WORK REQUIRED
From the records below, copy every line that contains the word "have".

══ DATA ROWS ══

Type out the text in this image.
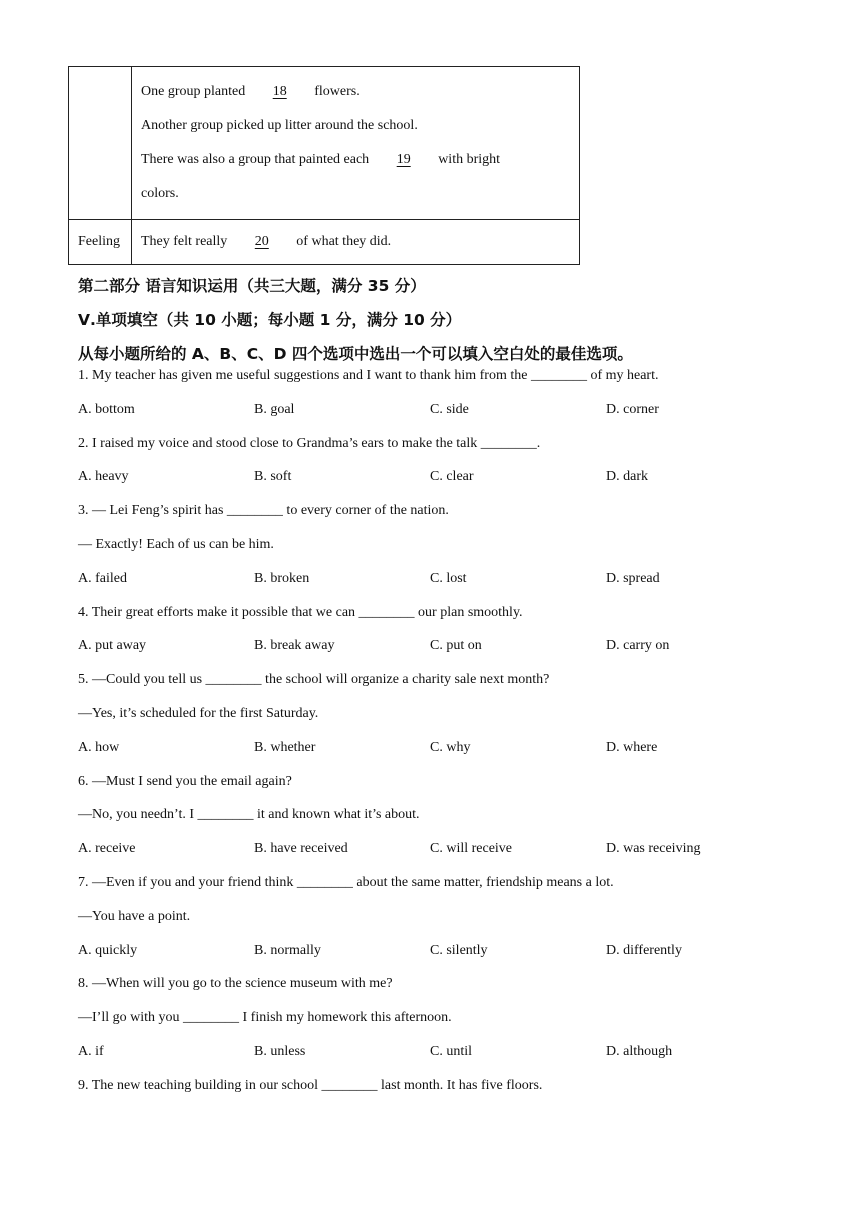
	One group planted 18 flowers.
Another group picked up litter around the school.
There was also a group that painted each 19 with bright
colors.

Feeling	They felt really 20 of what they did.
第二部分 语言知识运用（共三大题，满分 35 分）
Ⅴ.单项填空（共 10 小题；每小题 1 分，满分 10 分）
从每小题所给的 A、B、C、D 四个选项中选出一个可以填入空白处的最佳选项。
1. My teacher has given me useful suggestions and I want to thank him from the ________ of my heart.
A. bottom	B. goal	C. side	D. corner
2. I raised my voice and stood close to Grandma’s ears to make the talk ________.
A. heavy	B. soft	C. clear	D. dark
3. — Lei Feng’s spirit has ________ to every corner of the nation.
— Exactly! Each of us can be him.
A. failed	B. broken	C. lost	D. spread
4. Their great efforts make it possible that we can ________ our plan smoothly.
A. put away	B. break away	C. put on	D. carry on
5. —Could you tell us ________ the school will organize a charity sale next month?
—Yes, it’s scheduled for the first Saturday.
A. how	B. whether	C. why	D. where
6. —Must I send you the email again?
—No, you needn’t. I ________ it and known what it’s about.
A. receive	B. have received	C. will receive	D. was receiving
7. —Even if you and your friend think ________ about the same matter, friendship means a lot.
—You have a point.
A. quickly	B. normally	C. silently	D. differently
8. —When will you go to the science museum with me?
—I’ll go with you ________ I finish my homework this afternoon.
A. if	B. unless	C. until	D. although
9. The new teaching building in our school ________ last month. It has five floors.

═══

COMPLETE RESPONSE
A. receive	B. have received	C. will receive	D. was receiving
—You have a point.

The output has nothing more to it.